Stored data
******

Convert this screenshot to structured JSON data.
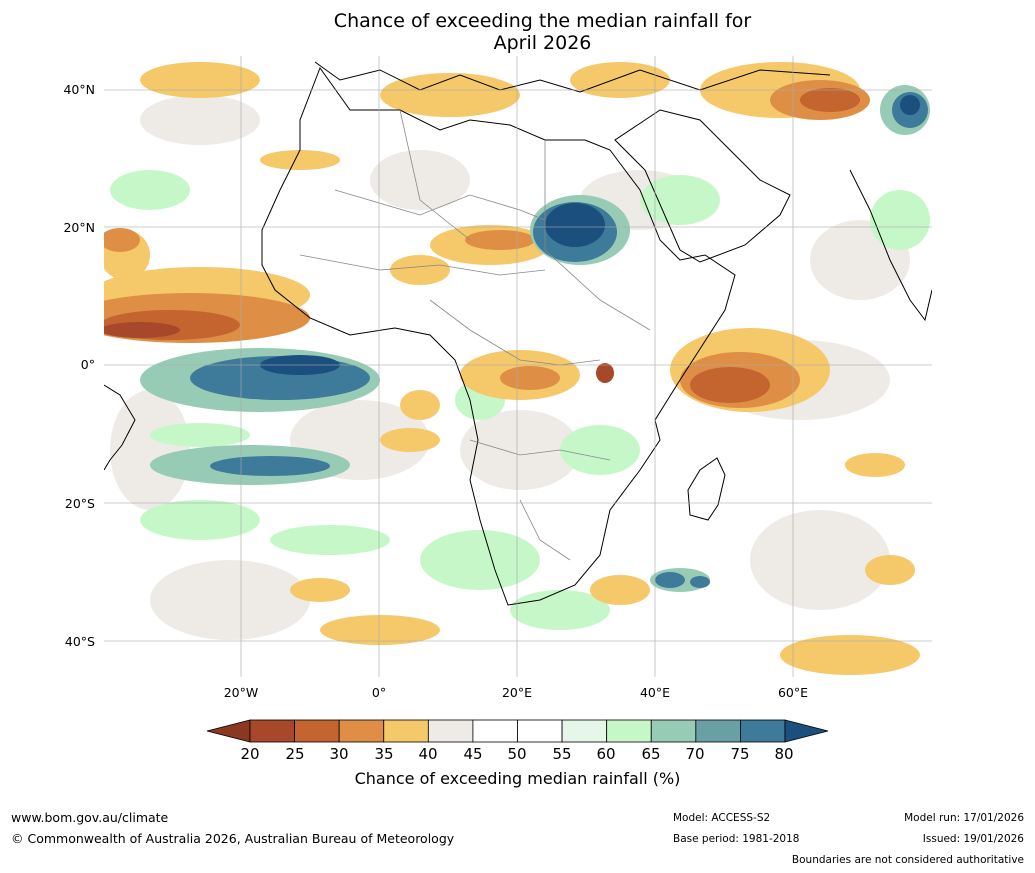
{
  "title": {
    "line1": "Chance of exceeding the median rainfall for",
    "line2": "April 2026"
  },
  "map": {
    "lat_labels": [
      "40°N",
      "20°N",
      "0°",
      "20°S",
      "40°S"
    ],
    "lon_labels": [
      "20°W",
      "0°",
      "20°E",
      "40°E",
      "60°E"
    ]
  },
  "colorbar": {
    "ticks": [
      "20",
      "25",
      "30",
      "35",
      "40",
      "45",
      "50",
      "55",
      "60",
      "65",
      "70",
      "75",
      "80"
    ],
    "colors": [
      "#a8482a",
      "#c4642f",
      "#de8f45",
      "#f5c86a",
      "#eeebe7",
      "#ffffff",
      "#ffffff",
      "#e6f6e8",
      "#c6f7c8",
      "#98cbb5",
      "#69a0a6",
      "#3e7a9a"
    ],
    "low_extend_color": "#8c3720",
    "high_extend_color": "#1a4f7e",
    "label": "Chance of exceeding median rainfall (%)"
  },
  "footer": {
    "website": "www.bom.gov.au/climate",
    "copyright": "© Commonwealth of Australia 2026, Australian Bureau of Meteorology",
    "model": "Model: ACCESS-S2",
    "base_period": "Base period: 1981-2018",
    "model_run": "Model run: 17/01/2026",
    "issued": "Issued: 19/01/2026",
    "disclaimer": "Boundaries are not considered authoritative"
  }
}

******

Given instruction
Copy all lines from the entries that contain the word "Model".

Written solution
    "model": "Model: ACCESS-S2",
    "model_run": "Model run: 17/01/2026",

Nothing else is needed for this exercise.